- Exercise directions -
Say how many lines contain "诸葛孔明"; the answer is the number alone.

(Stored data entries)
::::

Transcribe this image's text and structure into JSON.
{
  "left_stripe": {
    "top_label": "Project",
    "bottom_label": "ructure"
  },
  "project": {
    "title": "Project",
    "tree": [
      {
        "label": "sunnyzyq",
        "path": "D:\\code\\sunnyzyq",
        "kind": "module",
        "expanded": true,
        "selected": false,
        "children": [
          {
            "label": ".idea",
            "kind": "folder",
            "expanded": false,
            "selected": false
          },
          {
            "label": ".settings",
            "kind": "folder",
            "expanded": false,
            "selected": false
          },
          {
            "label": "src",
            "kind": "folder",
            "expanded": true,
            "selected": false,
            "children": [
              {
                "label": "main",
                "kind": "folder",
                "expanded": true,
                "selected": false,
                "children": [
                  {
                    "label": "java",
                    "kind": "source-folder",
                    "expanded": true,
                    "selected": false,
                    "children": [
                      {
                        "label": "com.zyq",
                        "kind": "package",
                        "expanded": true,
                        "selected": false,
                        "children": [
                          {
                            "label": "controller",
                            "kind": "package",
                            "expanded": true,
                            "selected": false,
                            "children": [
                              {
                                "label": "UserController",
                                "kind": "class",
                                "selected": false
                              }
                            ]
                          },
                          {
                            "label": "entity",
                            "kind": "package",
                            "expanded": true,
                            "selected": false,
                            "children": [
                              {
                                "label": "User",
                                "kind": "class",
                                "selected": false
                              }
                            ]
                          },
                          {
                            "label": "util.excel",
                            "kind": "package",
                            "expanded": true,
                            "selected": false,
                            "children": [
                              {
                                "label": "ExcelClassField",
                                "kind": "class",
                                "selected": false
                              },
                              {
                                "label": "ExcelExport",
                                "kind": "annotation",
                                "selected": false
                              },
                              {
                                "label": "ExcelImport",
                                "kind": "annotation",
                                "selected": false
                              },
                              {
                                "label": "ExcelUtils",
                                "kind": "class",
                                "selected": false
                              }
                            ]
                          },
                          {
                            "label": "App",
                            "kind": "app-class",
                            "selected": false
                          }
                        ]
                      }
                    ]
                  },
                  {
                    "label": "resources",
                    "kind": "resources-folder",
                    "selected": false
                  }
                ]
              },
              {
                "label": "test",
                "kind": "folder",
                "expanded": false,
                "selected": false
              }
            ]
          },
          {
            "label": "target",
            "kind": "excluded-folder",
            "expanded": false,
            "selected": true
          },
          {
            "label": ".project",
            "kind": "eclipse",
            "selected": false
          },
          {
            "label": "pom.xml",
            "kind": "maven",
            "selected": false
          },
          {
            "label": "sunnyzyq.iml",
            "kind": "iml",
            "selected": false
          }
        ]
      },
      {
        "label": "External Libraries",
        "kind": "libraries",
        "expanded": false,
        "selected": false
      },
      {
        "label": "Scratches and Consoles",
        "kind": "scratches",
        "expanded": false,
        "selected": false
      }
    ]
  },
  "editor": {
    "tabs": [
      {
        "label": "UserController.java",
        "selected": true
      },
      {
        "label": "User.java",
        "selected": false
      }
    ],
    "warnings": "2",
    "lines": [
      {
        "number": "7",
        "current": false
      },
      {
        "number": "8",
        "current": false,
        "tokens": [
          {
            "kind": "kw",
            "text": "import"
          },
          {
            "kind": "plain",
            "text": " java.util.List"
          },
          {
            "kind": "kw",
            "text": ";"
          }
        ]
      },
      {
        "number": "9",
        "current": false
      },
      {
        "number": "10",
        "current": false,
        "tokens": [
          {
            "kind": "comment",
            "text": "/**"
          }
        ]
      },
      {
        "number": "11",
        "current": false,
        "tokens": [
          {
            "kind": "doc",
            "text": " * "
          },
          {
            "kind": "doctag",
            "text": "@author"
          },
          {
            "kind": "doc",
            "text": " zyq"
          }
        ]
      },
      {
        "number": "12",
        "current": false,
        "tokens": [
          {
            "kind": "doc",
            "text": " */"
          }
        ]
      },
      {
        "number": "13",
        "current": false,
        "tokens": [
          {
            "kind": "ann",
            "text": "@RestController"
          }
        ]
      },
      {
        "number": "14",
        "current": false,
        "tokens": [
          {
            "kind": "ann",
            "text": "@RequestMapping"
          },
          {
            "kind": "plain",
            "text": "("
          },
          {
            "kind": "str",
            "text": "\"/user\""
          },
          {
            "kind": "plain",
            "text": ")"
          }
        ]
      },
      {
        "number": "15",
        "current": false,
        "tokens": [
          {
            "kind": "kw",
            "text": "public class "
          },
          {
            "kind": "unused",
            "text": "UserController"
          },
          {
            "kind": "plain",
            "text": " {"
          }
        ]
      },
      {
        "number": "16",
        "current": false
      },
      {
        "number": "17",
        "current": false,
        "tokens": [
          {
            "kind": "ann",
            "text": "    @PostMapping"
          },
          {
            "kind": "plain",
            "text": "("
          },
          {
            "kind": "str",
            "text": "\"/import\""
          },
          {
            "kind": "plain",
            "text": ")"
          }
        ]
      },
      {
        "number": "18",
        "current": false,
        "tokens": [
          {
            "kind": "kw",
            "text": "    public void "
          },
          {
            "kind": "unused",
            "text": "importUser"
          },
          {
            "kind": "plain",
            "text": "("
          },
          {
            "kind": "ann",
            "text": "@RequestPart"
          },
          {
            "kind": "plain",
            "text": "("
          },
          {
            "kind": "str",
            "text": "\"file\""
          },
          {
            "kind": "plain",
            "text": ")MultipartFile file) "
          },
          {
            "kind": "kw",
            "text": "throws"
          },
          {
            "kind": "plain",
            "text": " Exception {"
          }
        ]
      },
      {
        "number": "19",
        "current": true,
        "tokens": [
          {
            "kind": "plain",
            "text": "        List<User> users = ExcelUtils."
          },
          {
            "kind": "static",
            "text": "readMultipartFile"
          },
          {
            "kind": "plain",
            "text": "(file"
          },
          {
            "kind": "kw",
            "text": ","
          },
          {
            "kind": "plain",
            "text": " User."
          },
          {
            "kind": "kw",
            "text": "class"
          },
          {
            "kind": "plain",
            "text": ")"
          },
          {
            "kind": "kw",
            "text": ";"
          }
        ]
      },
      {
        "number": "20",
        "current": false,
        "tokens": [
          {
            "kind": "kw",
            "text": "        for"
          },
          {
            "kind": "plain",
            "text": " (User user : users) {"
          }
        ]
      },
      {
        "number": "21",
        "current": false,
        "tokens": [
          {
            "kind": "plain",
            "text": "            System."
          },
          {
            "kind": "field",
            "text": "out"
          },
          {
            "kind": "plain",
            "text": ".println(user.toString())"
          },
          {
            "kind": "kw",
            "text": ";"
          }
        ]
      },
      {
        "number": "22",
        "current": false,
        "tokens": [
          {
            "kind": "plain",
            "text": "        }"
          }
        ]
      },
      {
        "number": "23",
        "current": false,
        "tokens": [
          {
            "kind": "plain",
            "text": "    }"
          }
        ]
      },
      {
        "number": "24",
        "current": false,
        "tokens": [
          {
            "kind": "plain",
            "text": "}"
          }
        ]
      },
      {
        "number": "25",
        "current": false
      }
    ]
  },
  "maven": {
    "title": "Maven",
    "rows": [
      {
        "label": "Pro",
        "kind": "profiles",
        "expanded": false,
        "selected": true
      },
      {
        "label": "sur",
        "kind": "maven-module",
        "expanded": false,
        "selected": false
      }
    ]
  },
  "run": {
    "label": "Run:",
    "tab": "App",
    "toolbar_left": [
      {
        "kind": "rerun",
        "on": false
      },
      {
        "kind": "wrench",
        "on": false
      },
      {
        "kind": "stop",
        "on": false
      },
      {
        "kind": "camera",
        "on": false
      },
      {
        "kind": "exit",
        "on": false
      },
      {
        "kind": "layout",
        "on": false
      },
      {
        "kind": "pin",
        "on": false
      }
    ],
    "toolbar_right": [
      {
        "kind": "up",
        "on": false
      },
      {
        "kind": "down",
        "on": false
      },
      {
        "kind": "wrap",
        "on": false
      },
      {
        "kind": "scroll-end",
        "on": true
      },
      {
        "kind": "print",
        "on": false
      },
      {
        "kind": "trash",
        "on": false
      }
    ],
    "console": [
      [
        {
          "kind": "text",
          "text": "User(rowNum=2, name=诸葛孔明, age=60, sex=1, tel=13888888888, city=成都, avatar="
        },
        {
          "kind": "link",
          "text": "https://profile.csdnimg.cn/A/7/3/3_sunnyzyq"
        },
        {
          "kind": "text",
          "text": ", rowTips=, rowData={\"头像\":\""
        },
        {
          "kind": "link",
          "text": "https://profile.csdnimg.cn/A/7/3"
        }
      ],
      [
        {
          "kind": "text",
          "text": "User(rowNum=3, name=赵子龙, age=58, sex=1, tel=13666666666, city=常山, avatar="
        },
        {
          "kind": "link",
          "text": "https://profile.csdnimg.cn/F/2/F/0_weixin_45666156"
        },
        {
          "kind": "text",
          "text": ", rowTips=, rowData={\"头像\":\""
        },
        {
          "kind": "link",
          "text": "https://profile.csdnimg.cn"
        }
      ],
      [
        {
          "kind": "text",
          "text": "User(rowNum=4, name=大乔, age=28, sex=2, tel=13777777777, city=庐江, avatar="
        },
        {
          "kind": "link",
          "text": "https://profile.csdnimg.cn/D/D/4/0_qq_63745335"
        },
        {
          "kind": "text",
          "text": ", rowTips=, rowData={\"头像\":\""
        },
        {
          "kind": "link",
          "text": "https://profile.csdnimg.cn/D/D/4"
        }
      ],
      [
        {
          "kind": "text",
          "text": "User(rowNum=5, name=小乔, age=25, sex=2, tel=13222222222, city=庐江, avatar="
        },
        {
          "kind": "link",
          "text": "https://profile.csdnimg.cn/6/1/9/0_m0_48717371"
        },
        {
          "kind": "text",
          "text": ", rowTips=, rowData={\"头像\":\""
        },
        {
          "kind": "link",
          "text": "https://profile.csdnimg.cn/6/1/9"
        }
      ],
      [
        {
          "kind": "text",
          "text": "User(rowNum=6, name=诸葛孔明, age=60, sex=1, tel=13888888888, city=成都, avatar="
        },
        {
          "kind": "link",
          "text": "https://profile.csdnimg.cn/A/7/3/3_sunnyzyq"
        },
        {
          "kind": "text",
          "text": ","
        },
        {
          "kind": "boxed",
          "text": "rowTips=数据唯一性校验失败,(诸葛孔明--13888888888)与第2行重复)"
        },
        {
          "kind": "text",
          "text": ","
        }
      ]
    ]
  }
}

::::

- Solution -
3